• WHAT YOU SHOULD DO: Write the next part of the forum discussion about a MySQL query for IDs missing from two other tables, beginning right after its last sentence.

Forum Moderators: coopster
in your case then only the problem is left that you don't have 2 table but 3 instead. so you need to union [dev.mysql.com] the 2 last tables first and use this as "one table" as as so called subquery [dev.mysql.com].
i know that this is not simple sql and you may need to dig around a bit to find the practical solution for your problem but i'm shure that you can do this with mysql. and: it's important for you to know what kind of mysql version you have.
NOT LIKE(subquery)won't help here, because you can not feed the compare part with a subquery i strongly assume (not checked right now 100% in the docs, but this seems very strange to me), the other part looks quite good. maybe this is in that direction:
SELECT id FROM a LEFT JOIN ((SELECT id FROM b) UNION (SELECT id FROM c)) AS d ON a.id = d.id WHERE d.id IS NULL;
That won't work though hakre, at least it shouldn't, according to the table column layout given -- there is no "id" column in the secondary files (see my earlier post).
Well to start out I'm running mysql version 4.1
Here is some example data:
Table a
Id - 1
Id - 2
Id - 3
...
Table b
contains1 2, contains2 3, contains3 5
contains1 5, contains2 7, contains3 9
Table c
contains1 4, contains2 5, contains3 6
contains1 10, contains2 9, contains3 5
I want to display all a.id's that aren't in the contain fields of both table b and c.
As far why table b, and table c are the way they are, that's a bit harder to explain :) The best way to describe them is as a recipe. It needs a certain amount of items from tabl a, and if all those items are combined together they give one of various results. I'm just trying to find if any item can not be created.

[Document understanding data]
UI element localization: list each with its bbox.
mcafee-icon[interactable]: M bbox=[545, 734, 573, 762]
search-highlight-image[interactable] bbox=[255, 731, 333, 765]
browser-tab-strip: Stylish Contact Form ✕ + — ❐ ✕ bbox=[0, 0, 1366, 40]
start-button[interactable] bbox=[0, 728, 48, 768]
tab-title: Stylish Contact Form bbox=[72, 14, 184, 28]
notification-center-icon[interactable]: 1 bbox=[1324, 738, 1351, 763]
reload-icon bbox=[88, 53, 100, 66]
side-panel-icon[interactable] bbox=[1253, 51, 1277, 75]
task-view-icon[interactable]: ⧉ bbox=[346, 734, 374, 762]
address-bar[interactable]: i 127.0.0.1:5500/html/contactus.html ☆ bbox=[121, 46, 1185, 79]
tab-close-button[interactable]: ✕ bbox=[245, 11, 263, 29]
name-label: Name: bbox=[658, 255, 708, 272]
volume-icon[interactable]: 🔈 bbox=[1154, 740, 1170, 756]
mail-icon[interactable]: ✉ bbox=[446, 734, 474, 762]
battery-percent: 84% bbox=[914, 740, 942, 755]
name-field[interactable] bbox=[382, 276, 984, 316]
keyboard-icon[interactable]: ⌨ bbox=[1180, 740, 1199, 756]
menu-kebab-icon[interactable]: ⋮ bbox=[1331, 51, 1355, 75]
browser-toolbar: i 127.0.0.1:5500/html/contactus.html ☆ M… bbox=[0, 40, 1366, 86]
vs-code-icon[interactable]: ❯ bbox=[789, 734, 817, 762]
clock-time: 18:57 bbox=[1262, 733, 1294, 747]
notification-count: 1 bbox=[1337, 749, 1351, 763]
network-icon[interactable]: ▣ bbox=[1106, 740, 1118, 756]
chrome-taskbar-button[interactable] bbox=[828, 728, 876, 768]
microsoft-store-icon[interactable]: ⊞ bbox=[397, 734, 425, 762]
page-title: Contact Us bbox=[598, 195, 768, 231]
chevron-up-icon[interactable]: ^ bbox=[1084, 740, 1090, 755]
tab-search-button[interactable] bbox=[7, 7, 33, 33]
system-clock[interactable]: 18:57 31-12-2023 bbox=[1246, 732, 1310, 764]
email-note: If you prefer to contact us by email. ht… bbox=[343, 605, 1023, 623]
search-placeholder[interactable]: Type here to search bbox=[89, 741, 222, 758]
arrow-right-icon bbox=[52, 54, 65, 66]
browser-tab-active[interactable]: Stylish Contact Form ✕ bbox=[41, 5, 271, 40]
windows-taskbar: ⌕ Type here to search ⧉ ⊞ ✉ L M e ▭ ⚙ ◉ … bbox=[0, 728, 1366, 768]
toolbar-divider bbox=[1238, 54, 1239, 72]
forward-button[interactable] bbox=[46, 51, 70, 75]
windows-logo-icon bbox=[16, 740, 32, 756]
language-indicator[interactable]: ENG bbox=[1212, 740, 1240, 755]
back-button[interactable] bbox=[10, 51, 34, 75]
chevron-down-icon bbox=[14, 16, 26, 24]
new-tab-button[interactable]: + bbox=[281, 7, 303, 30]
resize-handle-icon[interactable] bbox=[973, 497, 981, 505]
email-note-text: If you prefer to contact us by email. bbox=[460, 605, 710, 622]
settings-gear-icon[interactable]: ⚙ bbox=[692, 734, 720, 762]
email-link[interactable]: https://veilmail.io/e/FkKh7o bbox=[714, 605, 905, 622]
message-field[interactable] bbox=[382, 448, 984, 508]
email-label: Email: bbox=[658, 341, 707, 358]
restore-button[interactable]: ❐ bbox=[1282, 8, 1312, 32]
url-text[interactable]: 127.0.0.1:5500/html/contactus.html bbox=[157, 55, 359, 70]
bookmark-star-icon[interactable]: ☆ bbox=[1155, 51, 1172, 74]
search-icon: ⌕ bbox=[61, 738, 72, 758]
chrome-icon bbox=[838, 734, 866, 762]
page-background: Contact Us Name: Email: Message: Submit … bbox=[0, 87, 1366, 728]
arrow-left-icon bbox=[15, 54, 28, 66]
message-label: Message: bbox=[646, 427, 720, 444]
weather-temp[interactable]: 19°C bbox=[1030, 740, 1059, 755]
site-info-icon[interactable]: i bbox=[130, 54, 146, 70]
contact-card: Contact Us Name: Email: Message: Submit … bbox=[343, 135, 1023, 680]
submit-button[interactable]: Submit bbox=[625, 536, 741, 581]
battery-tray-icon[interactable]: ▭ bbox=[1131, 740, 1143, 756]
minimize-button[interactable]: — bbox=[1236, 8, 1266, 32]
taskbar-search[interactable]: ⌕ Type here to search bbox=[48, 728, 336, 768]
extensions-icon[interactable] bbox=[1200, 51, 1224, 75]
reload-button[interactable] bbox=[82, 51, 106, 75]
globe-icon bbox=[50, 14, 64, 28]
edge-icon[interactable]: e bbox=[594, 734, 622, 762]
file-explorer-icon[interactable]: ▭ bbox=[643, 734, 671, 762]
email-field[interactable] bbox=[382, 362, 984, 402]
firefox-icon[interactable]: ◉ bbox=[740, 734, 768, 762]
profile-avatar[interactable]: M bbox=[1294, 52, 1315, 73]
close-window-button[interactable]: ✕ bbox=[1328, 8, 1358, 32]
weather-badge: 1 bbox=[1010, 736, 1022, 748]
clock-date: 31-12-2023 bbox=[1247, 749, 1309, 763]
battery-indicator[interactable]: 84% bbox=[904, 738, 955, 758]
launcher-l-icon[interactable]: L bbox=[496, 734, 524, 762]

• WRITTEN ANSWER:
I've tried a few different things such as:
select a.id from a where a.id not in ( select distinct a.id from a_b )
select a.id from a where a.id not in ( select contains1, contains2, contain3 from b )
with no success.
Thanks for taking the time to look into this, it's been driving me nuts on and off for the past week :)
SELECT s1 FROM t1 WHERE s1 <> ALL (SELECT s1 FROM t2);
SELECT s1 FROM t1 WHERE s1 NOT IN (SELECT s1 FROM t2);
According to the manual these two queries are the same.
However on my computer they aren't working.
Have a try!
Or maybe someone seas a mistake?
I'd be grateful!
Best wishes
Michal Cibor
mysql manual 5.0.3-alpha
looks like that they put subselects as function parameters, very cool and maybe something you need on your wired tables. but stop. if you have UNION available, we could create a better comparison table with a UNION first. but i miss a primary key in table 2 and 3 to really trick around. do these 2 tables have a primary key next to the contains1-3 fields?